(WRITTEN PROBLEM): Copy every record below exactly as written, but leave out the pictures.
--- Begin ---
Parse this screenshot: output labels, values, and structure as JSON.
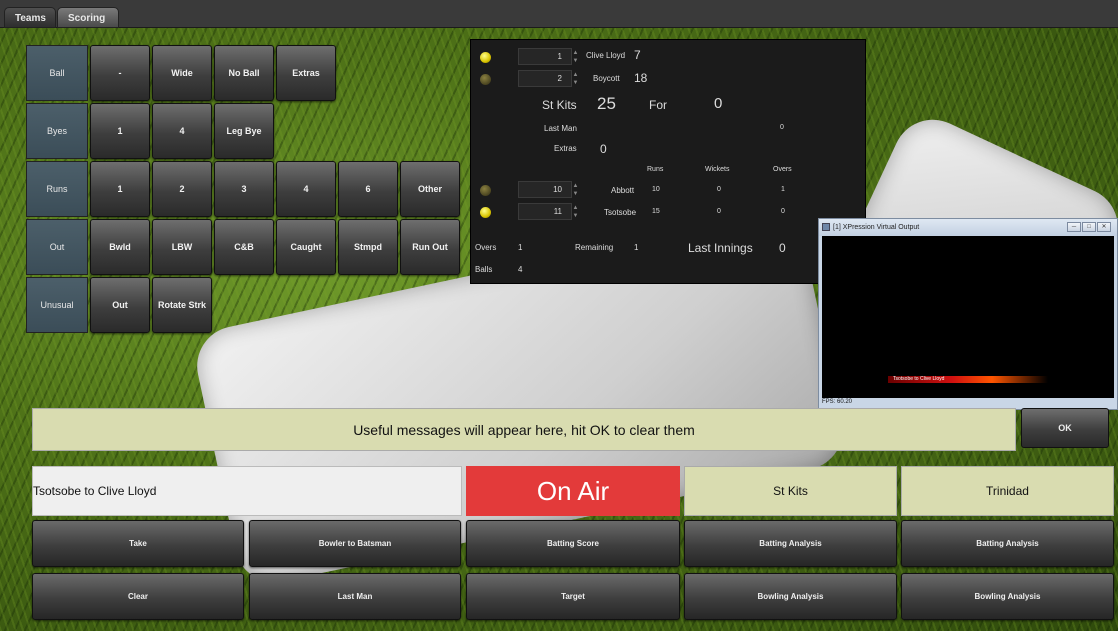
{
  "tabs": [
    "Teams",
    "Scoring"
  ],
  "grid": {
    "rows": [
      {
        "label": "Ball",
        "buttons": [
          "-",
          "Wide",
          "No Ball",
          "Extras"
        ]
      },
      {
        "label": "Byes",
        "buttons": [
          "1",
          "4",
          "Leg Bye"
        ]
      },
      {
        "label": "Runs",
        "buttons": [
          "1",
          "2",
          "3",
          "4",
          "6",
          "Other"
        ]
      },
      {
        "label": "Out",
        "buttons": [
          "Bwld",
          "LBW",
          "C&B",
          "Caught",
          "Stmpd",
          "Run Out"
        ]
      },
      {
        "label": "Unusual",
        "buttons": [
          "Out",
          "Rotate Strk"
        ]
      }
    ]
  },
  "scoreboard": {
    "batsman1": {
      "number": "1",
      "name": "Clive Lloyd",
      "runs": "7"
    },
    "batsman2": {
      "number": "2",
      "name": "Boycott",
      "runs": "18"
    },
    "team": "St Kits",
    "team_score": "25",
    "for_label": "For",
    "for_value": "0",
    "last_man_label": "Last Man",
    "last_man_value": "0",
    "extras_label": "Extras",
    "extras_value": "0",
    "bowl_headers": [
      "Runs",
      "Wickets",
      "Overs"
    ],
    "bowler1": {
      "number": "10",
      "name": "Abbott",
      "runs": "10",
      "wickets": "0",
      "overs": "1"
    },
    "bowler2": {
      "number": "11",
      "name": "Tsotsobe",
      "runs": "15",
      "wickets": "0",
      "overs": "0"
    },
    "overs_label": "Overs",
    "overs_value": "1",
    "remaining_label": "Remaining",
    "remaining_value": "1",
    "last_innings_label": "Last Innings",
    "last_innings_value": "0",
    "balls_label": "Balls",
    "balls_value": "4"
  },
  "xpression": {
    "title": "[1] XPression Virtual Output",
    "lower_third": "Tsotsobe to Clive Lloyd",
    "fps": "FPS: 60.20"
  },
  "message": "Useful messages will appear here, hit OK to clear them",
  "ok_label": "OK",
  "caption": "Tsotsobe to Clive Lloyd",
  "on_air": "On Air",
  "team_left": "St Kits",
  "team_right": "Trinidad",
  "row1": [
    "Take",
    "Bowler to Batsman",
    "Batting Score",
    "Batting Analysis",
    "Batting Analysis"
  ],
  "row2": [
    "Clear",
    "Last Man",
    "Target",
    "Bowling Analysis",
    "Bowling Analysis"
  ],
  "colors": {
    "on_air": "#e33a3a",
    "message_bg": "#d9dcb0",
    "lamp_on": "#d9c400"
  }
}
--- End ---
(RESULT FOR THIS EXERCISE):
Parse this screenshot: output labels, values, and structure as JSON.
{
  "tabs": [
    "Teams",
    "Scoring"
  ],
  "grid": {
    "rows": [
      {
        "label": "Ball",
        "buttons": [
          "-",
          "Wide",
          "No Ball",
          "Extras"
        ]
      },
      {
        "label": "Byes",
        "buttons": [
          "1",
          "4",
          "Leg Bye"
        ]
      },
      {
        "label": "Runs",
        "buttons": [
          "1",
          "2",
          "3",
          "4",
          "6",
          "Other"
        ]
      },
      {
        "label": "Out",
        "buttons": [
          "Bwld",
          "LBW",
          "C&B",
          "Caught",
          "Stmpd",
          "Run Out"
        ]
      },
      {
        "label": "Unusual",
        "buttons": [
          "Out",
          "Rotate Strk"
        ]
      }
    ]
  },
  "scoreboard": {
    "batsman1": {
      "number": "1",
      "name": "Clive Lloyd",
      "runs": "7"
    },
    "batsman2": {
      "number": "2",
      "name": "Boycott",
      "runs": "18"
    },
    "team": "St Kits",
    "team_score": "25",
    "for_label": "For",
    "for_value": "0",
    "last_man_label": "Last Man",
    "last_man_value": "0",
    "extras_label": "Extras",
    "extras_value": "0",
    "bowl_headers": [
      "Runs",
      "Wickets",
      "Overs"
    ],
    "bowler1": {
      "number": "10",
      "name": "Abbott",
      "runs": "10",
      "wickets": "0",
      "overs": "1"
    },
    "bowler2": {
      "number": "11",
      "name": "Tsotsobe",
      "runs": "15",
      "wickets": "0",
      "overs": "0"
    },
    "overs_label": "Overs",
    "overs_value": "1",
    "remaining_label": "Remaining",
    "remaining_value": "1",
    "last_innings_label": "Last Innings",
    "last_innings_value": "0",
    "balls_label": "Balls",
    "balls_value": "4"
  },
  "xpression": {
    "title": "[1] XPression Virtual Output",
    "lower_third": "Tsotsobe to Clive Lloyd",
    "fps": "FPS: 60.20"
  },
  "message": "Useful messages will appear here, hit OK to clear them",
  "ok_label": "OK",
  "caption": "Tsotsobe to Clive Lloyd",
  "on_air": "On Air",
  "team_left": "St Kits",
  "team_right": "Trinidad",
  "row1": [
    "Take",
    "Bowler to Batsman",
    "Batting Score",
    "Batting Analysis",
    "Batting Analysis"
  ],
  "row2": [
    "Clear",
    "Last Man",
    "Target",
    "Bowling Analysis",
    "Bowling Analysis"
  ],
  "colors": {
    "on_air": "#e33a3a",
    "message_bg": "#d9dcb0",
    "lamp_on": "#d9c400"
  }
}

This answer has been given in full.